Count lines with the string "JSON" in them. State the number alone.
[MATERIAL FOR THIS TASK start]
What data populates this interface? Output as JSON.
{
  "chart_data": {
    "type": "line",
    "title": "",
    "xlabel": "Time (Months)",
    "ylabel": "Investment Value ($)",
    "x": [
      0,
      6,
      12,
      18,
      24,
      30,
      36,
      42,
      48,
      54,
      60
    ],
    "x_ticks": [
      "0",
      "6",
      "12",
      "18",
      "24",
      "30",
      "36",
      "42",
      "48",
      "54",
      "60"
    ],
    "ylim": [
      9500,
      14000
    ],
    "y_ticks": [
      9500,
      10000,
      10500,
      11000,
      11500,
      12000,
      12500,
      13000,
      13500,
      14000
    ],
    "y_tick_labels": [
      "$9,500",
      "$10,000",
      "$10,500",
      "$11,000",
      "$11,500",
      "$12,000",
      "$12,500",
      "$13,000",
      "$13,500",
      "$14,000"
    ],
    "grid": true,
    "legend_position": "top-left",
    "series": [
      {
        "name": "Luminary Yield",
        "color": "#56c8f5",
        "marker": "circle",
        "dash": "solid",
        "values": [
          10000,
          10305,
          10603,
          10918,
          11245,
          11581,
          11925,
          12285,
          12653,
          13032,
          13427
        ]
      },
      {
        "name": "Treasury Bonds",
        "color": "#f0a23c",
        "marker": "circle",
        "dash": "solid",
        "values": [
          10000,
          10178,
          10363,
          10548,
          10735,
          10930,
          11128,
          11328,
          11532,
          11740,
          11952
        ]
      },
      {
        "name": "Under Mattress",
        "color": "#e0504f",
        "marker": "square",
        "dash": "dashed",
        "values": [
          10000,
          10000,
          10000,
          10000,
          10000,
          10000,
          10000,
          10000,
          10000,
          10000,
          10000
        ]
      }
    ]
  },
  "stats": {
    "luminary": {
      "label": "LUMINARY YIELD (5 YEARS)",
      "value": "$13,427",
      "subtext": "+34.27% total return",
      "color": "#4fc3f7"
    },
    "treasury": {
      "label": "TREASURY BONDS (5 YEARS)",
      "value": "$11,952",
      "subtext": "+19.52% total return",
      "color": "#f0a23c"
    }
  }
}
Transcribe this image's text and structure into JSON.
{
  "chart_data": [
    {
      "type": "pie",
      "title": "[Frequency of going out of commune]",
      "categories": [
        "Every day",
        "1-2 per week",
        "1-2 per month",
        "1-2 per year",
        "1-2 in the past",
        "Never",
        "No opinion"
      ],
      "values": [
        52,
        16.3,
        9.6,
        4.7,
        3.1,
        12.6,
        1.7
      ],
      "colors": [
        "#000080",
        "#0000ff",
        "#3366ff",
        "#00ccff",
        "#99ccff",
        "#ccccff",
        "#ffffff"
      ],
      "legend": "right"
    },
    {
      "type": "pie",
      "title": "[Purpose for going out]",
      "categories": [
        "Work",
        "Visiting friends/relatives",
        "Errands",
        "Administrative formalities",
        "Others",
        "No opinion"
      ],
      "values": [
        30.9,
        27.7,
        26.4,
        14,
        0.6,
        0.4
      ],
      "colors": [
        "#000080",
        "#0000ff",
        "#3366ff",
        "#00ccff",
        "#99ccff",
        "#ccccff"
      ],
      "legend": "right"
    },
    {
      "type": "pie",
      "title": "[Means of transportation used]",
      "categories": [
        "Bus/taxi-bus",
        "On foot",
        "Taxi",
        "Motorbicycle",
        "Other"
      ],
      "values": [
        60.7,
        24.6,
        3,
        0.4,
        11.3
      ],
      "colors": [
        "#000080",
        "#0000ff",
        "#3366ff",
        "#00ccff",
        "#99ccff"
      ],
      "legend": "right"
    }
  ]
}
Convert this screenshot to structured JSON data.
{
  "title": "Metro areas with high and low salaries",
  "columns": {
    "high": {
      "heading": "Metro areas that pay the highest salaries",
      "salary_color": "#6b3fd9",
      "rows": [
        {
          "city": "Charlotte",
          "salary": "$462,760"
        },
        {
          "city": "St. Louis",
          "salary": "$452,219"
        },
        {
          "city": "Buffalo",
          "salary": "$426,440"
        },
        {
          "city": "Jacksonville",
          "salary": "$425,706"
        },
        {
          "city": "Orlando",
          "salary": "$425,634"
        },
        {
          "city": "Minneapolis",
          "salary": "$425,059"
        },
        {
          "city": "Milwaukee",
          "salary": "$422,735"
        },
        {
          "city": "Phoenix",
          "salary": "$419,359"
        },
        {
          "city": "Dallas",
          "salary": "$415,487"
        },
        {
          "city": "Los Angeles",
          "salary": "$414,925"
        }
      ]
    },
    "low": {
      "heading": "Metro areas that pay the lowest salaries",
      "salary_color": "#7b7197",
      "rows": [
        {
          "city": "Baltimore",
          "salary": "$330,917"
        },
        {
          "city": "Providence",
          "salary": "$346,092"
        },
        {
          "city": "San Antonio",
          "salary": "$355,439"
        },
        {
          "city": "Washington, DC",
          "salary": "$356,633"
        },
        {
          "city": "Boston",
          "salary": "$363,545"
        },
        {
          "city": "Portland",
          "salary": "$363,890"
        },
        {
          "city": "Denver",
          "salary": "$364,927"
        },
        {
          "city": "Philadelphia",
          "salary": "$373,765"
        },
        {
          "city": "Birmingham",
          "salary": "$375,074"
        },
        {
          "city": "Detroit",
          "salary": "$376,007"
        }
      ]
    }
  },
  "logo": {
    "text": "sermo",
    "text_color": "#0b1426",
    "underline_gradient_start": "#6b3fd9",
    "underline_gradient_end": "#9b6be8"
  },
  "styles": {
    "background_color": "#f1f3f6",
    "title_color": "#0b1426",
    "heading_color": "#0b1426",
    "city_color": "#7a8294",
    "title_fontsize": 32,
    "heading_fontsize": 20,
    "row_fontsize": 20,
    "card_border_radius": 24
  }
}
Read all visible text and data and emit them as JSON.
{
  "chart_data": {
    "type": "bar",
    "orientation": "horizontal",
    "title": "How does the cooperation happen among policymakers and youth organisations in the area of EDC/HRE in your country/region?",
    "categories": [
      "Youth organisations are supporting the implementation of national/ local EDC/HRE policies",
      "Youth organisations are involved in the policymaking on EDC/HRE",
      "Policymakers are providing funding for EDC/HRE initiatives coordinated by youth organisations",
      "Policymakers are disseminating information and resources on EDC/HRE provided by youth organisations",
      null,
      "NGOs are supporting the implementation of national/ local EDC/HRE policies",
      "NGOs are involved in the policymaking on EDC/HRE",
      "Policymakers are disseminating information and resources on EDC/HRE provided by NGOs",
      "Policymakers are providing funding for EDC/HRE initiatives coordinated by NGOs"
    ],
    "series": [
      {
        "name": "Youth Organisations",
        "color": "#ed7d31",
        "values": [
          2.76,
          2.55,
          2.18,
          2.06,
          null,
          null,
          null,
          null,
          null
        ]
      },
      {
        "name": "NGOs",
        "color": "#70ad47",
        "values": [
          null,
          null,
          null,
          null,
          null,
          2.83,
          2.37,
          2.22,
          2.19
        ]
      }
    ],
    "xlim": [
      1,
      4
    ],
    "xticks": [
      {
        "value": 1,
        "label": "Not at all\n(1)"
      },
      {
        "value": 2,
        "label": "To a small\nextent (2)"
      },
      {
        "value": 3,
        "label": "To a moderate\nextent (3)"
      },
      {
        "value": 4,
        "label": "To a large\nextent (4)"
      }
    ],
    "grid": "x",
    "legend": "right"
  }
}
[MATERIAL FOR THIS TASK end]
RESPONSE TO THIS EXERCISE:
4